-- Start --
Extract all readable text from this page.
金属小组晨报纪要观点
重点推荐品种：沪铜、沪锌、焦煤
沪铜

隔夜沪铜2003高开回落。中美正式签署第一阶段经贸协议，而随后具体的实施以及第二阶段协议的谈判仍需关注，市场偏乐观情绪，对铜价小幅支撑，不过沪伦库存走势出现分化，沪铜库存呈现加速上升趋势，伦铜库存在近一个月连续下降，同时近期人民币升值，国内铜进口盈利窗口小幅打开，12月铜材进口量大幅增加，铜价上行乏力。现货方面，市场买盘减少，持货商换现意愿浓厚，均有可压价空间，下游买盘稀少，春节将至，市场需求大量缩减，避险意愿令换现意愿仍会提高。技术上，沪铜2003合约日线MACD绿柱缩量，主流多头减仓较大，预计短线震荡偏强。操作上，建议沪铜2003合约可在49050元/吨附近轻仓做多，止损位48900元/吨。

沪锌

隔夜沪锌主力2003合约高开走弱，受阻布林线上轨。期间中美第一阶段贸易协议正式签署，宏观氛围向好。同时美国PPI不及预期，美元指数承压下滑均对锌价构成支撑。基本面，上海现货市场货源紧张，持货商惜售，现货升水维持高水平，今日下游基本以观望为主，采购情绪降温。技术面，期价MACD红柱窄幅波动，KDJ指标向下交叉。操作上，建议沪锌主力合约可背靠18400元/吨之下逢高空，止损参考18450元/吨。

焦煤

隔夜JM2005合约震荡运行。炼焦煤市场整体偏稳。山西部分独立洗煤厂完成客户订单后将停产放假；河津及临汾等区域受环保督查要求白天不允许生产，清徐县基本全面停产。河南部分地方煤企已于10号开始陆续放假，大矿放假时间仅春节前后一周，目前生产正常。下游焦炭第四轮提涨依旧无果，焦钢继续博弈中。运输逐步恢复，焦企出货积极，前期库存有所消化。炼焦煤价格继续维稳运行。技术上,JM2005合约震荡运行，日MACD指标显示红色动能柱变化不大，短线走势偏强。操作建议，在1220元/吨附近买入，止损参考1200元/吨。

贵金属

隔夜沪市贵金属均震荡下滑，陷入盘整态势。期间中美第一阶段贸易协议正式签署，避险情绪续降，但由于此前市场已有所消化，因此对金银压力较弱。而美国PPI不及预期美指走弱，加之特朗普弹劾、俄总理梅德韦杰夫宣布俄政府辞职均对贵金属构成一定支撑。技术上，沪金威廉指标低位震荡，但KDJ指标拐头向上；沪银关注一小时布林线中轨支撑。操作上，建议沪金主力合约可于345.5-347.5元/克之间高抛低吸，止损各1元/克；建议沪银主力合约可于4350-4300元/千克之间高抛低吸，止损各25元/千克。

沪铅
-- End --
**Your task:**
Copy out the full set of records precisely, leaving nothing out.

**Written solution:**
Extract all readable text from this page.
金属小组晨报纪要观点
重点推荐品种：沪铜、沪锌、焦煤
沪铜

隔夜沪铜2003高开回落。中美正式签署第一阶段经贸协议，而随后具体的实施以及第二阶段协议的谈判仍需关注，市场偏乐观情绪，对铜价小幅支撑，不过沪伦库存走势出现分化，沪铜库存呈现加速上升趋势，伦铜库存在近一个月连续下降，同时近期人民币升值，国内铜进口盈利窗口小幅打开，12月铜材进口量大幅增加，铜价上行乏力。现货方面，市场买盘减少，持货商换现意愿浓厚，均有可压价空间，下游买盘稀少，春节将至，市场需求大量缩减，避险意愿令换现意愿仍会提高。技术上，沪铜2003合约日线MACD绿柱缩量，主流多头减仓较大，预计短线震荡偏强。操作上，建议沪铜2003合约可在49050元/吨附近轻仓做多，止损位48900元/吨。

沪锌

隔夜沪锌主力2003合约高开走弱，受阻布林线上轨。期间中美第一阶段贸易协议正式签署，宏观氛围向好。同时美国PPI不及预期，美元指数承压下滑均对锌价构成支撑。基本面，上海现货市场货源紧张，持货商惜售，现货升水维持高水平，今日下游基本以观望为主，采购情绪降温。技术面，期价MACD红柱窄幅波动，KDJ指标向下交叉。操作上，建议沪锌主力合约可背靠18400元/吨之下逢高空，止损参考18450元/吨。

焦煤

隔夜JM2005合约震荡运行。炼焦煤市场整体偏稳。山西部分独立洗煤厂完成客户订单后将停产放假；河津及临汾等区域受环保督查要求白天不允许生产，清徐县基本全面停产。河南部分地方煤企已于10号开始陆续放假，大矿放假时间仅春节前后一周，目前生产正常。下游焦炭第四轮提涨依旧无果，焦钢继续博弈中。运输逐步恢复，焦企出货积极，前期库存有所消化。炼焦煤价格继续维稳运行。技术上,JM2005合约震荡运行，日MACD指标显示红色动能柱变化不大，短线走势偏强。操作建议，在1220元/吨附近买入，止损参考1200元/吨。

贵金属

隔夜沪市贵金属均震荡下滑，陷入盘整态势。期间中美第一阶段贸易协议正式签署，避险情绪续降，但由于此前市场已有所消化，因此对金银压力较弱。而美国PPI不及预期美指走弱，加之特朗普弹劾、俄总理梅德韦杰夫宣布俄政府辞职均对贵金属构成一定支撑。技术上，沪金威廉指标低位震荡，但KDJ指标拐头向上；沪银关注一小时布林线中轨支撑。操作上，建议沪金主力合约可于345.5-347.5元/克之间高抛低吸，止损各1元/克；建议沪银主力合约可于4350-4300元/千克之间高抛低吸，止损各25元/千克。

沪铅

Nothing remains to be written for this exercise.